───── SOURCE DATA ─────

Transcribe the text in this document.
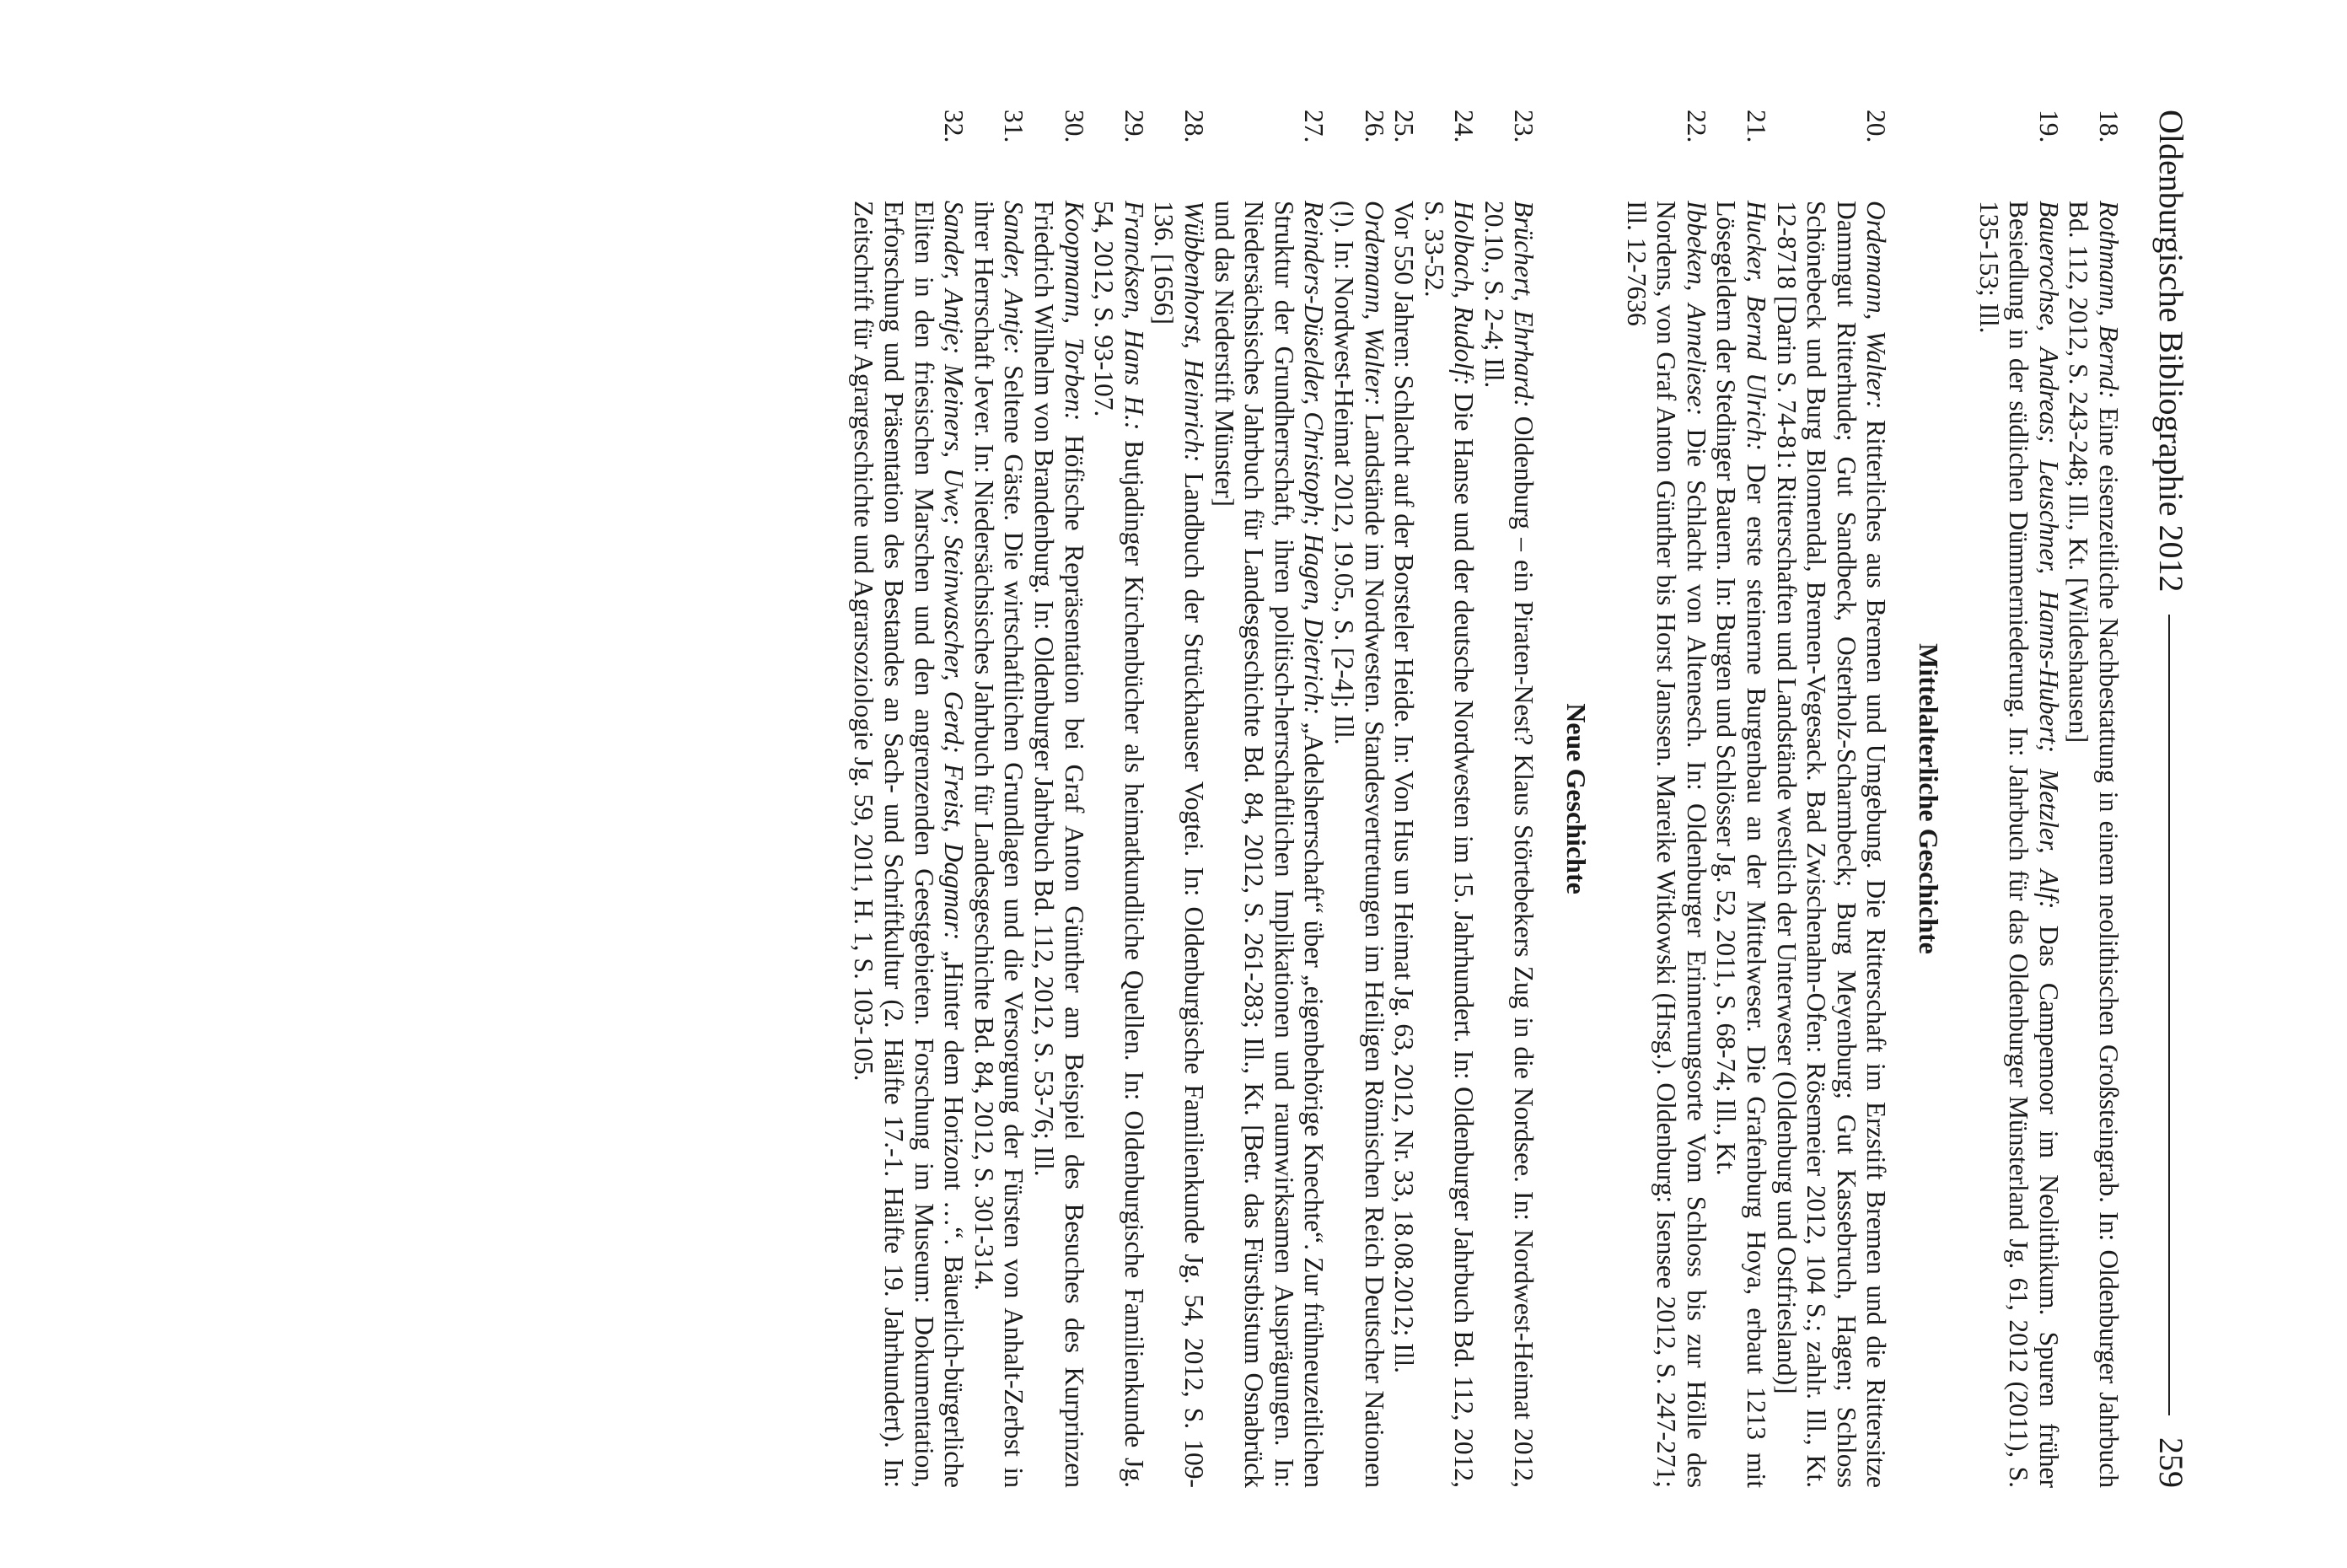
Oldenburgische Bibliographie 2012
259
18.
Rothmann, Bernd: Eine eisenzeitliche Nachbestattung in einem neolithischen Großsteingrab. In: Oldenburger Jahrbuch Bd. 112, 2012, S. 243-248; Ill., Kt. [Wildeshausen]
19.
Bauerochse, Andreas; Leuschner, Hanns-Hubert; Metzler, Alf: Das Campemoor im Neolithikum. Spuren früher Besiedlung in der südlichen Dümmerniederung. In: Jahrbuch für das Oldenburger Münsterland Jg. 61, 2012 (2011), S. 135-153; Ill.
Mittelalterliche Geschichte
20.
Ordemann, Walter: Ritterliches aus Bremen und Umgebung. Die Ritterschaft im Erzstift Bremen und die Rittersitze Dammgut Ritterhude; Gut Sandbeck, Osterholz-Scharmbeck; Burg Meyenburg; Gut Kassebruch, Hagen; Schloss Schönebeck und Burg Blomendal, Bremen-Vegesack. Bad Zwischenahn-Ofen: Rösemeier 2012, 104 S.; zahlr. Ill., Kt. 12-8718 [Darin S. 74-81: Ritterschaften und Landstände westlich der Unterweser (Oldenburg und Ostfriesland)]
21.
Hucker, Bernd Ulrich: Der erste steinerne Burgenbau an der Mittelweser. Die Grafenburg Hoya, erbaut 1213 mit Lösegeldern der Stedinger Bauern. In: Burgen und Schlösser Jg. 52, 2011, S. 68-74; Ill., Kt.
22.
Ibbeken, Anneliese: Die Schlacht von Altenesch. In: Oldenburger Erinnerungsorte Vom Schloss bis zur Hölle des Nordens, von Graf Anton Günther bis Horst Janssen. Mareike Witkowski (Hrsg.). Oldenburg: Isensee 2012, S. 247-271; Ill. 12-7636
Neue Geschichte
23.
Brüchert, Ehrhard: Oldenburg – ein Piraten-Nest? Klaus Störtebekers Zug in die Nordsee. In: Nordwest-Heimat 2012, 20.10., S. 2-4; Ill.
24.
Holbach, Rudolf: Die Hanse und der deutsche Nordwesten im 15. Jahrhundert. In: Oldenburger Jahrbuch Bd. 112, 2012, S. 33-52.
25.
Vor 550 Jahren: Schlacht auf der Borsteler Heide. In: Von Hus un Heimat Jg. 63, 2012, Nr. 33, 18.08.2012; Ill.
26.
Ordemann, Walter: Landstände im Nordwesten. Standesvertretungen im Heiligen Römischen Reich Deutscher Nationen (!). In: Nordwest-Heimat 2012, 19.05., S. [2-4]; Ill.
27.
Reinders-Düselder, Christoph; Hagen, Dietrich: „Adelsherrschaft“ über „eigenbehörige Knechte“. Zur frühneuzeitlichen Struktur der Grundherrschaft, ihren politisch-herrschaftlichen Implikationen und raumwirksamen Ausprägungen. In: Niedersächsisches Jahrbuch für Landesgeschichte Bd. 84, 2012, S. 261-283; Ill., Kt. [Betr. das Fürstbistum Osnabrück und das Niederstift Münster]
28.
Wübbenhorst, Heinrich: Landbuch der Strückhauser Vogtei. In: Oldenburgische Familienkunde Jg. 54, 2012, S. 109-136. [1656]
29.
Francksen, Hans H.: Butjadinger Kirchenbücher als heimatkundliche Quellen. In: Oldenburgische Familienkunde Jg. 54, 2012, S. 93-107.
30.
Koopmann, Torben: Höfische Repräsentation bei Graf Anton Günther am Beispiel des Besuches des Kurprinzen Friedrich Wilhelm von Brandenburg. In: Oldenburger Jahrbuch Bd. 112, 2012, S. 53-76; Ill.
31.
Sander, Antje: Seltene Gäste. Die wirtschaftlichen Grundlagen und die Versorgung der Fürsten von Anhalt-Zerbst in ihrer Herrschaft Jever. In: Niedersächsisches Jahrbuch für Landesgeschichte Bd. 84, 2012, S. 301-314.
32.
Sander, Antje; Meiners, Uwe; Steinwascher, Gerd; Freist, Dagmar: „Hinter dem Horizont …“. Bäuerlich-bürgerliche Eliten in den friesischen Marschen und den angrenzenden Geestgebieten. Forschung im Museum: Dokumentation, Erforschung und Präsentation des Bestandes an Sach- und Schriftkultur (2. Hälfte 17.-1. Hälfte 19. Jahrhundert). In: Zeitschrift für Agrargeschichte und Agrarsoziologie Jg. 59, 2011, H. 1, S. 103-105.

─────

- [PROBLEM REQUIREMENTS] Restate the listing above word for word, and skip the pictures.

- [FINISHED TASK]
Transcribe the text in this document.
Oldenburgische Bibliographie 2012
259
18.
Rothmann, Bernd: Eine eisenzeitliche Nachbestattung in einem neolithischen Großsteingrab. In: Oldenburger Jahrbuch Bd. 112, 2012, S. 243-248; Ill., Kt. [Wildeshausen]
19.
Bauerochse, Andreas; Leuschner, Hanns-Hubert; Metzler, Alf: Das Campemoor im Neolithikum. Spuren früher Besiedlung in der südlichen Dümmerniederung. In: Jahrbuch für das Oldenburger Münsterland Jg. 61, 2012 (2011), S. 135-153; Ill.
Mittelalterliche Geschichte
20.
Ordemann, Walter: Ritterliches aus Bremen und Umgebung. Die Ritterschaft im Erzstift Bremen und die Rittersitze Dammgut Ritterhude; Gut Sandbeck, Osterholz-Scharmbeck; Burg Meyenburg; Gut Kassebruch, Hagen; Schloss Schönebeck und Burg Blomendal, Bremen-Vegesack. Bad Zwischenahn-Ofen: Rösemeier 2012, 104 S.; zahlr. Ill., Kt. 12-8718 [Darin S. 74-81: Ritterschaften und Landstände westlich der Unterweser (Oldenburg und Ostfriesland)]
21.
Hucker, Bernd Ulrich: Der erste steinerne Burgenbau an der Mittelweser. Die Grafenburg Hoya, erbaut 1213 mit Lösegeldern der Stedinger Bauern. In: Burgen und Schlösser Jg. 52, 2011, S. 68-74; Ill., Kt.
22.
Ibbeken, Anneliese: Die Schlacht von Altenesch. In: Oldenburger Erinnerungsorte Vom Schloss bis zur Hölle des Nordens, von Graf Anton Günther bis Horst Janssen. Mareike Witkowski (Hrsg.). Oldenburg: Isensee 2012, S. 247-271; Ill. 12-7636
Neue Geschichte
23.
Brüchert, Ehrhard: Oldenburg – ein Piraten-Nest? Klaus Störtebekers Zug in die Nordsee. In: Nordwest-Heimat 2012, 20.10., S. 2-4; Ill.
24.
Holbach, Rudolf: Die Hanse und der deutsche Nordwesten im 15. Jahrhundert. In: Oldenburger Jahrbuch Bd. 112, 2012, S. 33-52.
25.
Vor 550 Jahren: Schlacht auf der Borsteler Heide. In: Von Hus un Heimat Jg. 63, 2012, Nr. 33, 18.08.2012; Ill.
26.
Ordemann, Walter: Landstände im Nordwesten. Standesvertretungen im Heiligen Römischen Reich Deutscher Nationen (!). In: Nordwest-Heimat 2012, 19.05., S. [2-4]; Ill.
27.
Reinders-Düselder, Christoph; Hagen, Dietrich: „Adelsherrschaft“ über „eigenbehörige Knechte“. Zur frühneuzeitlichen Struktur der Grundherrschaft, ihren politisch-herrschaftlichen Implikationen und raumwirksamen Ausprägungen. In: Niedersächsisches Jahrbuch für Landesgeschichte Bd. 84, 2012, S. 261-283; Ill., Kt. [Betr. das Fürstbistum Osnabrück und das Niederstift Münster]
28.
Wübbenhorst, Heinrich: Landbuch der Strückhauser Vogtei. In: Oldenburgische Familienkunde Jg. 54, 2012, S. 109-136. [1656]
29.
Francksen, Hans H.: Butjadinger Kirchenbücher als heimatkundliche Quellen. In: Oldenburgische Familienkunde Jg. 54, 2012, S. 93-107.
30.
Koopmann, Torben: Höfische Repräsentation bei Graf Anton Günther am Beispiel des Besuches des Kurprinzen Friedrich Wilhelm von Brandenburg. In: Oldenburger Jahrbuch Bd. 112, 2012, S. 53-76; Ill.
31.
Sander, Antje: Seltene Gäste. Die wirtschaftlichen Grundlagen und die Versorgung der Fürsten von Anhalt-Zerbst in ihrer Herrschaft Jever. In: Niedersächsisches Jahrbuch für Landesgeschichte Bd. 84, 2012, S. 301-314.
32.
Sander, Antje; Meiners, Uwe; Steinwascher, Gerd; Freist, Dagmar: „Hinter dem Horizont …“. Bäuerlich-bürgerliche Eliten in den friesischen Marschen und den angrenzenden Geestgebieten. Forschung im Museum: Dokumentation, Erforschung und Präsentation des Bestandes an Sach- und Schriftkultur (2. Hälfte 17.-1. Hälfte 19. Jahrhundert). In: Zeitschrift für Agrargeschichte und Agrarsoziologie Jg. 59, 2011, H. 1, S. 103-105.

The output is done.